**STATED EXERCISE:**
Exactly as they appear, output all of the entries.
** BEGIN EXTRACTED ENTRIES **
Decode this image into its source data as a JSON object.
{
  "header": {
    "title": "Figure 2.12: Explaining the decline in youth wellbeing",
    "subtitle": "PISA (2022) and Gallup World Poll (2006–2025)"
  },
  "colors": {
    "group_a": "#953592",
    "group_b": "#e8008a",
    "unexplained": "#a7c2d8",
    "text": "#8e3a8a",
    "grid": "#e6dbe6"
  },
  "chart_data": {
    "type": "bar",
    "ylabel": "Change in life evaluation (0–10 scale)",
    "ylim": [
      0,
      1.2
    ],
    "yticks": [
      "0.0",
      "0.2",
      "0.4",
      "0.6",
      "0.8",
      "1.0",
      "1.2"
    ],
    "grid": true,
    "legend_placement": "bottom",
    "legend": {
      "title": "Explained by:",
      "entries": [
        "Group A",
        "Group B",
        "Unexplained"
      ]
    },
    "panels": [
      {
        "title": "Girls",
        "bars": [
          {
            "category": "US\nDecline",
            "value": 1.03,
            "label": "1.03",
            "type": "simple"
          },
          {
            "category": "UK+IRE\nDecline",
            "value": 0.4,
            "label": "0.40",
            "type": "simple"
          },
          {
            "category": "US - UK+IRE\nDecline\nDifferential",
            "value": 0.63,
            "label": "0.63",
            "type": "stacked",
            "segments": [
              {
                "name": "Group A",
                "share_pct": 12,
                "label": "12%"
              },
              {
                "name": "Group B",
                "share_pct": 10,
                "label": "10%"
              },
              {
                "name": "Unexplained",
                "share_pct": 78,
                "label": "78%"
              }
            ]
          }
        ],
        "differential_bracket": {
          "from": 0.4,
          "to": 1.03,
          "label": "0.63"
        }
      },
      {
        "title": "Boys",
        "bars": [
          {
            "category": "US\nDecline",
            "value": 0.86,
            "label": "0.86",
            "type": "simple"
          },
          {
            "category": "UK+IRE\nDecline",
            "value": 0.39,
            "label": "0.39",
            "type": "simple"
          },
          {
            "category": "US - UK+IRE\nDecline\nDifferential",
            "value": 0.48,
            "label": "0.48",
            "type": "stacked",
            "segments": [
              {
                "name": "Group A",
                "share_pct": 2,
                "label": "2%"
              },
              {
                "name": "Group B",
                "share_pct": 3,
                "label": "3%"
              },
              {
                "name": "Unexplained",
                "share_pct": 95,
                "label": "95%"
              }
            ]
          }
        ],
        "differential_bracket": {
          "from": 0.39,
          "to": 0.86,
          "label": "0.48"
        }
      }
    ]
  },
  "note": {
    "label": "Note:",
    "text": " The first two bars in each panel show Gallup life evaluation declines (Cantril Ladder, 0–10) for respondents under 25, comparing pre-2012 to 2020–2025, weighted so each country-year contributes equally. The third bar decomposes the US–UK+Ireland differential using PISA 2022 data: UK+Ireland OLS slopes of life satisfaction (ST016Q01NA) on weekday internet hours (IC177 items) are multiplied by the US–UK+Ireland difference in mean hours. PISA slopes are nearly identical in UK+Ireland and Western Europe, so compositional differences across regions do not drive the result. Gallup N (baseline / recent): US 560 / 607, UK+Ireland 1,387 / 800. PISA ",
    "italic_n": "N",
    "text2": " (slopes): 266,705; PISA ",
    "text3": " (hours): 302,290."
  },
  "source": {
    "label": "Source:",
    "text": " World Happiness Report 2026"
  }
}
** END EXTRACTED ENTRIES **
**SOLUTION TO THIS PROBLEM:**
Decode this image into its source data as a JSON object.
{
  "header": {
    "title": "Figure 2.12: Explaining the decline in youth wellbeing",
    "subtitle": "PISA (2022) and Gallup World Poll (2006–2025)"
  },
  "colors": {
    "group_a": "#953592",
    "group_b": "#e8008a",
    "unexplained": "#a7c2d8",
    "text": "#8e3a8a",
    "grid": "#e6dbe6"
  },
  "chart_data": {
    "type": "bar",
    "ylabel": "Change in life evaluation (0–10 scale)",
    "ylim": [
      0,
      1.2
    ],
    "yticks": [
      "0.0",
      "0.2",
      "0.4",
      "0.6",
      "0.8",
      "1.0",
      "1.2"
    ],
    "grid": true,
    "legend_placement": "bottom",
    "legend": {
      "title": "Explained by:",
      "entries": [
        "Group A",
        "Group B",
        "Unexplained"
      ]
    },
    "panels": [
      {
        "title": "Girls",
        "bars": [
          {
            "category": "US\nDecline",
            "value": 1.03,
            "label": "1.03",
            "type": "simple"
          },
          {
            "category": "UK+IRE\nDecline",
            "value": 0.4,
            "label": "0.40",
            "type": "simple"
          },
          {
            "category": "US - UK+IRE\nDecline\nDifferential",
            "value": 0.63,
            "label": "0.63",
            "type": "stacked",
            "segments": [
              {
                "name": "Group A",
                "share_pct": 12,
                "label": "12%"
              },
              {
                "name": "Group B",
                "share_pct": 10,
                "label": "10%"
              },
              {
                "name": "Unexplained",
                "share_pct": 78,
                "label": "78%"
              }
            ]
          }
        ],
        "differential_bracket": {
          "from": 0.4,
          "to": 1.03,
          "label": "0.63"
        }
      },
      {
        "title": "Boys",
        "bars": [
          {
            "category": "US\nDecline",
            "value": 0.86,
            "label": "0.86",
            "type": "simple"
          },
          {
            "category": "UK+IRE\nDecline",
            "value": 0.39,
            "label": "0.39",
            "type": "simple"
          },
          {
            "category": "US - UK+IRE\nDecline\nDifferential",
            "value": 0.48,
            "label": "0.48",
            "type": "stacked",
            "segments": [
              {
                "name": "Group A",
                "share_pct": 2,
                "label": "2%"
              },
              {
                "name": "Group B",
                "share_pct": 3,
                "label": "3%"
              },
              {
                "name": "Unexplained",
                "share_pct": 95,
                "label": "95%"
              }
            ]
          }
        ],
        "differential_bracket": {
          "from": 0.39,
          "to": 0.86,
          "label": "0.48"
        }
      }
    ]
  },
  "note": {
    "label": "Note:",
    "text": " The first two bars in each panel show Gallup life evaluation declines (Cantril Ladder, 0–10) for respondents under 25, comparing pre-2012 to 2020–2025, weighted so each country-year contributes equally. The third bar decomposes the US–UK+Ireland differential using PISA 2022 data: UK+Ireland OLS slopes of life satisfaction (ST016Q01NA) on weekday internet hours (IC177 items) are multiplied by the US–UK+Ireland difference in mean hours. PISA slopes are nearly identical in UK+Ireland and Western Europe, so compositional differences across regions do not drive the result. Gallup N (baseline / recent): US 560 / 607, UK+Ireland 1,387 / 800. PISA ",
    "italic_n": "N",
    "text2": " (slopes): 266,705; PISA ",
    "text3": " (hours): 302,290."
  },
  "source": {
    "label": "Source:",
    "text": " World Happiness Report 2026"
  }
}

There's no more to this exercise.